> [WHAT TO DO]: Look through the material below and give the number of lines holding "name", with no other words.

- - - - - - -

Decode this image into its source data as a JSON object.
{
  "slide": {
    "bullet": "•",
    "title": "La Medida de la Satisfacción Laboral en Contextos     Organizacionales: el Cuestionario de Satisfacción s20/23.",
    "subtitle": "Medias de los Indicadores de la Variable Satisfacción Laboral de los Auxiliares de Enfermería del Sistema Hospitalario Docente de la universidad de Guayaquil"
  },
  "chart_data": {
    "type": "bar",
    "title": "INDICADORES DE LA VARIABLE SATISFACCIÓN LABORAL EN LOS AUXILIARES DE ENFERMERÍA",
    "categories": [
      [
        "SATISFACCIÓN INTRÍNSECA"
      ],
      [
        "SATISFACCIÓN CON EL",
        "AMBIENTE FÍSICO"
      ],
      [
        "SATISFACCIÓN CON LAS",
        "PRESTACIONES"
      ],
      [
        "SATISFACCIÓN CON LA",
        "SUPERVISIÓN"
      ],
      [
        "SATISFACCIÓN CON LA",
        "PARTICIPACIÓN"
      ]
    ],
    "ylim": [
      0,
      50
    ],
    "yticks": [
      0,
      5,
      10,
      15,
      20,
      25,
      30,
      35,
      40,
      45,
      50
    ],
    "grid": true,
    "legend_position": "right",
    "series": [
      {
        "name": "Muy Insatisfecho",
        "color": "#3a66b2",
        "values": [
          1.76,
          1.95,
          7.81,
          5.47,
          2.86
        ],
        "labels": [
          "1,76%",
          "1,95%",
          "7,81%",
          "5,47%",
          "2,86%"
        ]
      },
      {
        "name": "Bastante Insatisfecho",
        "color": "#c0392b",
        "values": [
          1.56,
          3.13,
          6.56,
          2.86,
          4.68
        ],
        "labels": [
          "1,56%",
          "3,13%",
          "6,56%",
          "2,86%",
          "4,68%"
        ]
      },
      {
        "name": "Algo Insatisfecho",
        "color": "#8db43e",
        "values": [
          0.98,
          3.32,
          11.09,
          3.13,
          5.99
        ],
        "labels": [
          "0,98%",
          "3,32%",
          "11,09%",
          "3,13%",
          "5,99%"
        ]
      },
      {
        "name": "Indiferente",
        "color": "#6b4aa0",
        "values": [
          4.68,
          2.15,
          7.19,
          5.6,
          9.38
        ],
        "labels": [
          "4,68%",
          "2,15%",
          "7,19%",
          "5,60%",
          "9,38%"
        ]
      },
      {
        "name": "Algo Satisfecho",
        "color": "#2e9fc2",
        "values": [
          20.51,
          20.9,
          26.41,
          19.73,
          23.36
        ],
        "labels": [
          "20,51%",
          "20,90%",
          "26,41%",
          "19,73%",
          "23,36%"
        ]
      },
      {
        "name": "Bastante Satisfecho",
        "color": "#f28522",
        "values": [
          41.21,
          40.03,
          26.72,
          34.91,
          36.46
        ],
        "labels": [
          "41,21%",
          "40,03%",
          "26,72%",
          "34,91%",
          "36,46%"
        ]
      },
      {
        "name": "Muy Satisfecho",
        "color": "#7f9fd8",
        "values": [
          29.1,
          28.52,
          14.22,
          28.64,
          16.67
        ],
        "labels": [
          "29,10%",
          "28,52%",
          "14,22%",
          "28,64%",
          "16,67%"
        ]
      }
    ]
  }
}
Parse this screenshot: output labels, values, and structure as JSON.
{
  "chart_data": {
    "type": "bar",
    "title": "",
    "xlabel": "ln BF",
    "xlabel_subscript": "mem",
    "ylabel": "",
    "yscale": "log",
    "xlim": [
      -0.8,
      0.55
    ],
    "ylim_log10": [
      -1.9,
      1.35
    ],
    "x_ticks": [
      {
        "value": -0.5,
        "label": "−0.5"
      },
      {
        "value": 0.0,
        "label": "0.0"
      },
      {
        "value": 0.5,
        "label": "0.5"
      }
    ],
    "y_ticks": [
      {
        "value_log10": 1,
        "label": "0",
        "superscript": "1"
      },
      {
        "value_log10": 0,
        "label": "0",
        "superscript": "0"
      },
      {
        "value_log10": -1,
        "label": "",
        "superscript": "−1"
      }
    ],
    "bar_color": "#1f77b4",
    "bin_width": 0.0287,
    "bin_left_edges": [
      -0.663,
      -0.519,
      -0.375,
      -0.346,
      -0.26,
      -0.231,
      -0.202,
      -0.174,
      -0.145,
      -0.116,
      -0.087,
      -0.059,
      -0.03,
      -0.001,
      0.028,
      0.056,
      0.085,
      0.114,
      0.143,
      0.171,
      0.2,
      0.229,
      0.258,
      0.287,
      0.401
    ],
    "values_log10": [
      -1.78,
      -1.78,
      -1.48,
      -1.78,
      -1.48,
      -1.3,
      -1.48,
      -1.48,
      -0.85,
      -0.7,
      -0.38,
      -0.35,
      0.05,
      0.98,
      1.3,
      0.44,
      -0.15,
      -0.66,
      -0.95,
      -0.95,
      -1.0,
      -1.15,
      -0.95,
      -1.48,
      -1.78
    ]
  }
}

- - - - - - -

> [TASK SOLUTION]: 7